Written problem: Determine how many lines include the word "text", then give that number and nothing more.

Saved data entries
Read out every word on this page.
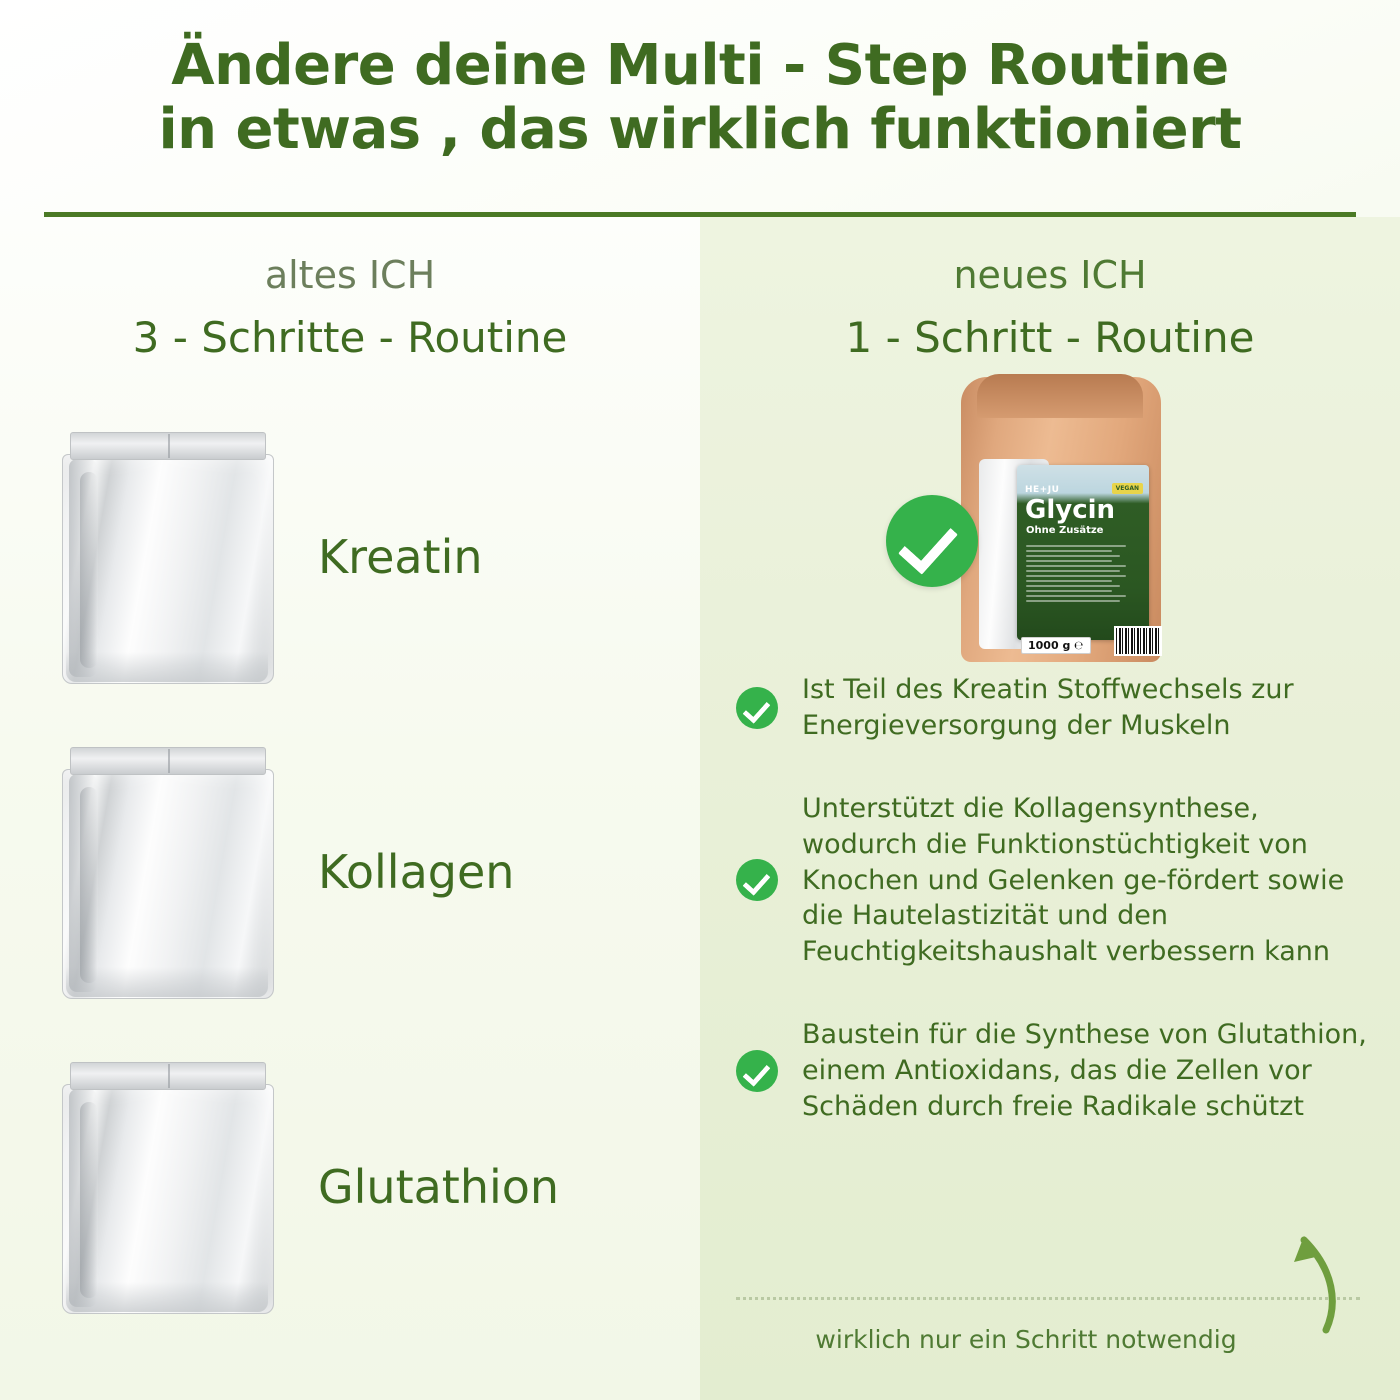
Ändere deine Multi - Step Routine
in etwas , das wirklich funktioniert
altes ICH
3 - Schritte - Routine
Kreatin
Kollagen
Glutathion
neues ICH
1 - Schritt - Routine
HE+JU	VEGAN
Glycin
Ohne Zusätze
1000 g ℮
Ist Teil des Kreatin Stoffwechsels zur Energieversorgung der Muskeln
Unterstützt die Kollagensynthese, wodurch die Funktionstüchtigkeit von Knochen und Gelenken ge-fördert sowie die Hautelastizität und den Feuchtigkeitshaushalt verbessern kann
Baustein für die Synthese von Glutathion, einem Antioxidans, das die Zellen vor Schäden durch freie Radikale schützt
wirklich nur ein Schritt notwendig
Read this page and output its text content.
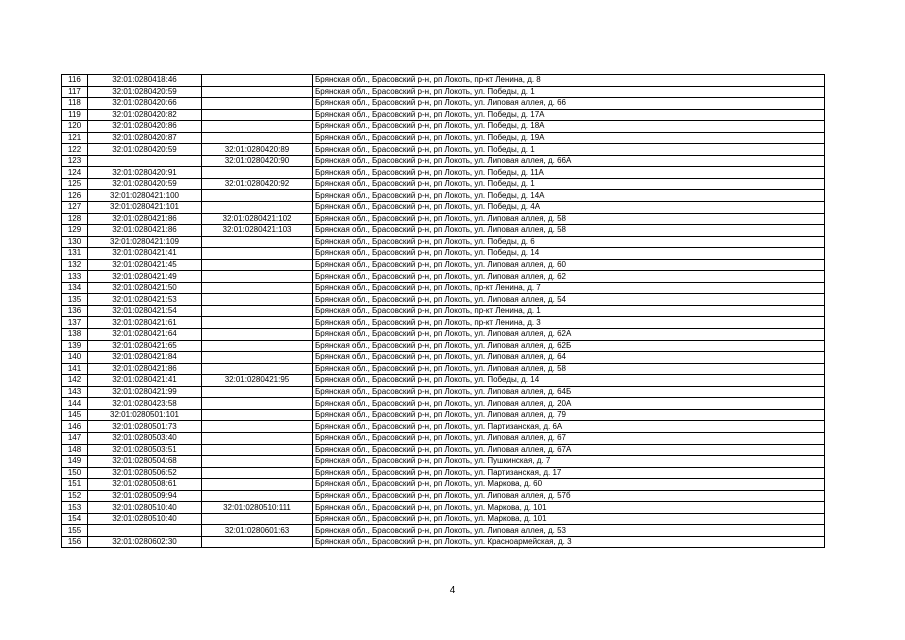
116	32:01:0280418:46		Брянская обл., Брасовский р-н, рп Локоть, пр-кт Ленина, д. 8
117	32:01:0280420:59		Брянская обл., Брасовский р-н, рп Локоть, ул. Победы, д. 1
118	32:01:0280420:66		Брянская обл., Брасовский р-н, рп Локоть, ул. Липовая аллея, д. 66
119	32:01:0280420:82		Брянская обл., Брасовский р-н, рп Локоть, ул. Победы, д. 17А
120	32:01:0280420:86		Брянская обл., Брасовский р-н, рп Локоть, ул. Победы, д. 18А
121	32:01:0280420:87		Брянская обл., Брасовский р-н, рп Локоть, ул. Победы, д. 19А
122	32:01:0280420:59	32:01:0280420:89	Брянская обл., Брасовский р-н, рп Локоть, ул. Победы, д. 1
123		32:01:0280420:90	Брянская обл., Брасовский р-н, рп Локоть, ул. Липовая аллея, д. 66А
124	32:01:0280420:91		Брянская обл., Брасовский р-н, рп Локоть, ул. Победы, д. 11А
125	32:01:0280420:59	32:01:0280420:92	Брянская обл., Брасовский р-н, рп Локоть, ул. Победы, д. 1
126	32:01:0280421:100		Брянская обл., Брасовский р-н, рп Локоть, ул. Победы, д. 14А
127	32:01:0280421:101		Брянская обл., Брасовский р-н, рп Локоть, ул. Победы, д. 4А
128	32:01:0280421:86	32:01:0280421:102	Брянская обл., Брасовский р-н, рп Локоть, ул. Липовая аллея, д. 58
129	32:01:0280421:86	32:01:0280421:103	Брянская обл., Брасовский р-н, рп Локоть, ул. Липовая аллея, д. 58
130	32:01:0280421:109		Брянская обл., Брасовский р-н, рп Локоть, ул. Победы, д. 6
131	32:01:0280421:41		Брянская обл., Брасовский р-н, рп Локоть, ул. Победы, д. 14
132	32:01:0280421:45		Брянская обл., Брасовский р-н, рп Локоть, ул. Липовая аллея, д. 60
133	32:01:0280421:49		Брянская обл., Брасовский р-н, рп Локоть, ул. Липовая аллея, д. 62
134	32:01:0280421:50		Брянская обл., Брасовский р-н, рп Локоть, пр-кт Ленина, д. 7
135	32:01:0280421:53		Брянская обл., Брасовский р-н, рп Локоть, ул. Липовая аллея, д. 54
136	32:01:0280421:54		Брянская обл., Брасовский р-н, рп Локоть, пр-кт Ленина, д. 1
137	32:01:0280421:61		Брянская обл., Брасовский р-н, рп Локоть, пр-кт Ленина, д. 3
138	32:01:0280421:64		Брянская обл., Брасовский р-н, рп Локоть, ул. Липовая аллея, д. 62А
139	32:01:0280421:65		Брянская обл., Брасовский р-н, рп Локоть, ул. Липовая аллея, д. 62Б
140	32:01:0280421:84		Брянская обл., Брасовский р-н, рп Локоть, ул. Липовая аллея, д. 64
141	32:01:0280421:86		Брянская обл., Брасовский р-н, рп Локоть, ул. Липовая аллея, д. 58
142	32:01:0280421:41	32:01:0280421:95	Брянская обл., Брасовский р-н, рп Локоть, ул. Победы, д. 14
143	32:01:0280421:99		Брянская обл., Брасовский р-н, рп Локоть, ул. Липовая аллея, д. 64Б
144	32:01:0280423:58		Брянская обл., Брасовский р-н, рп Локоть, ул. Липовая аллея, д. 20А
145	32:01:0280501:101		Брянская обл., Брасовский р-н, рп Локоть, ул. Липовая аллея, д. 79
146	32:01:0280501:73		Брянская обл., Брасовский р-н, рп Локоть, ул. Партизанская, д. 6А
147	32:01:0280503:40		Брянская обл., Брасовский р-н, рп Локоть, ул. Липовая аллея, д. 67
148	32:01:0280503:51		Брянская обл., Брасовский р-н, рп Локоть, ул. Липовая аллея, д. 67А
149	32:01:0280504:68		Брянская обл., Брасовский р-н, рп Локоть, ул. Пушкинская, д. 7
150	32:01:0280506:52		Брянская обл., Брасовский р-н, рп Локоть, ул. Партизанская, д. 17
151	32:01:0280508:61		Брянская обл., Брасовский р-н, рп Локоть, ул. Маркова, д. 60
152	32:01:0280509:94		Брянская обл., Брасовский р-н, рп Локоть, ул. Липовая аллея, д. 57б
153	32:01:0280510:40	32:01:0280510:111	Брянская обл., Брасовский р-н, рп Локоть, ул. Маркова, д. 101
154	32:01:0280510:40		Брянская обл., Брасовский р-н, рп Локоть, ул. Маркова, д. 101
155		32:01:0280601:63	Брянская обл., Брасовский р-н, рп Локоть, ул. Липовая аллея, д. 53
156	32:01:0280602:30		Брянская обл., Брасовский р-н, рп Локоть, ул. Красноармейская, д. 3
4
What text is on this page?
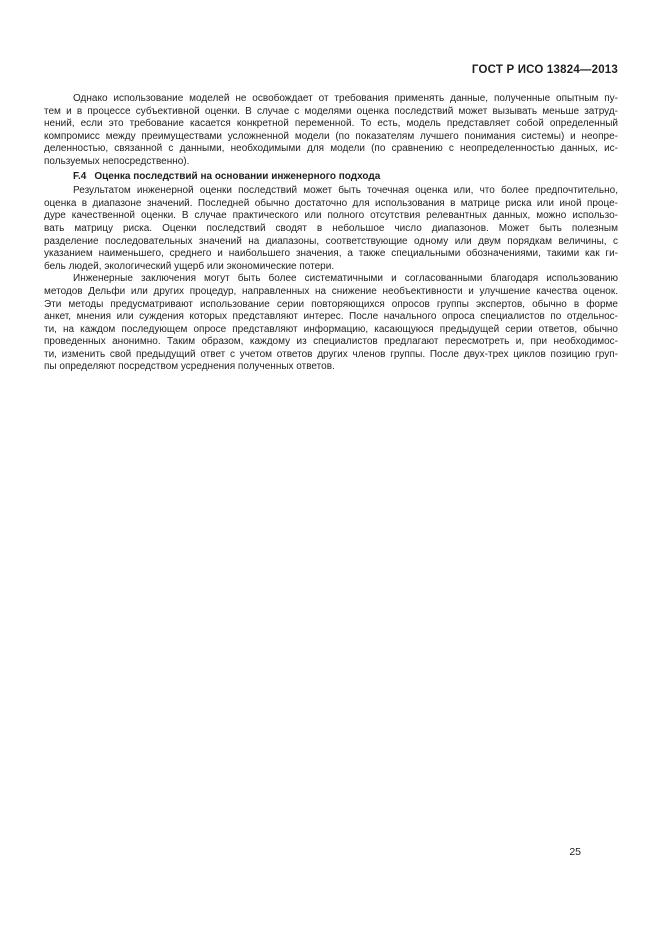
ГОСТ Р ИСО 13824—2013
Однако использование моделей не освобождает от требования применять данные, полученные опытным пу-
тем и в процессе субъективной оценки. В случае с моделями оценка последствий может вызывать меньше затруд-
нений, если это требование касается конкретной переменной. То есть, модель представляет собой определенный
компромисс между преимуществами усложненной модели (по показателям лучшего понимания системы) и неопре-
деленностью, связанной с данными, необходимыми для модели (по сравнению с неопределенностью данных, ис-
пользуемых непосредственно).
F.4 Оценка последствий на основании инженерного подхода
Результатом инженерной оценки последствий может быть точечная оценка или, что более предпочтительно,
оценка в диапазоне значений. Последней обычно достаточно для использования в матрице риска или иной проце-
дуре качественной оценки. В случае практического или полного отсутствия релевантных данных, можно использо-
вать матрицу риска. Оценки последствий сводят в небольшое число диапазонов. Может быть полезным
разделение последовательных значений на диапазоны, соответствующие одному или двум порядкам величины, с
указанием наименьшего, среднего и наибольшего значения, а также специальными обозначениями, такими как ги-
бель людей, экологический ущерб или экономические потери.
Инженерные заключения могут быть более систематичными и согласованными благодаря использованию
методов Дельфи или других процедур, направленных на снижение необъективности и улучшение качества оценок.
Эти методы предусматривают использование серии повторяющихся опросов группы экспертов, обычно в форме
анкет, мнения или суждения которых представляют интерес. После начального опроса специалистов по отдельнос-
ти, на каждом последующем опросе представляют информацию, касающуюся предыдущей серии ответов, обычно
проведенных анонимно. Таким образом, каждому из специалистов предлагают пересмотреть и, при необходимос-
ти, изменить свой предыдущий ответ с учетом ответов других членов группы. После двух-трех циклов позицию груп-
пы определяют посредством усреднения полученных ответов.
25
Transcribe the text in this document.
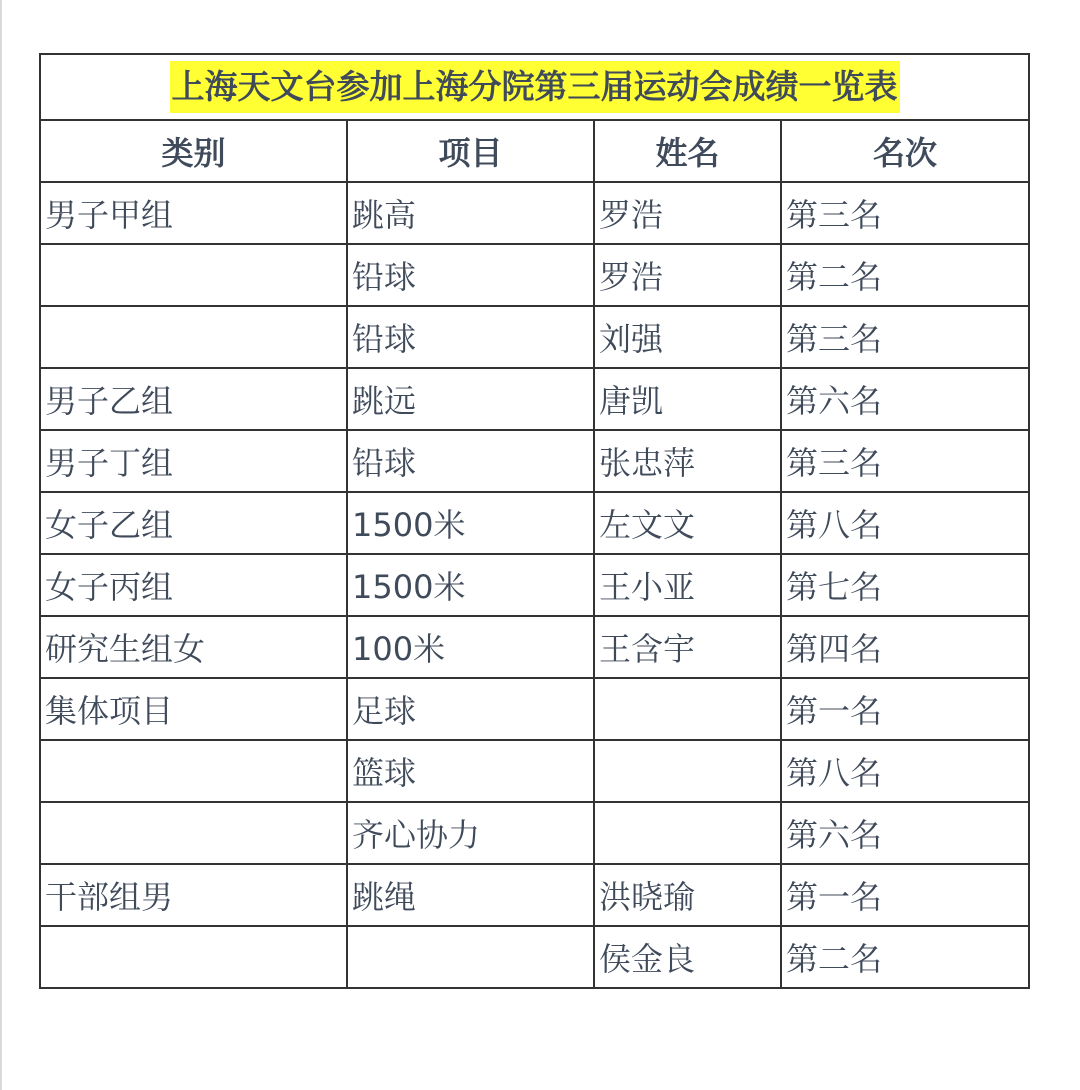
上海天文台参加上海分院第三届运动会成绩一览表			
类别	项目	姓名	名次
男子甲组	跳高	罗浩	第三名
	铅球	罗浩	第二名
	铅球	刘强	第三名
男子乙组	跳远	唐凯	第六名
男子丁组	铅球	张忠萍	第三名
女子乙组	1500米	左文文	第八名
女子丙组	1500米	王小亚	第七名
研究生组女	100米	王含宇	第四名
集体项目	足球		第一名
	篮球		第八名
	齐心协力		第六名
干部组男	跳绳	洪晓瑜	第一名
		侯金良	第二名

Correct answer: 3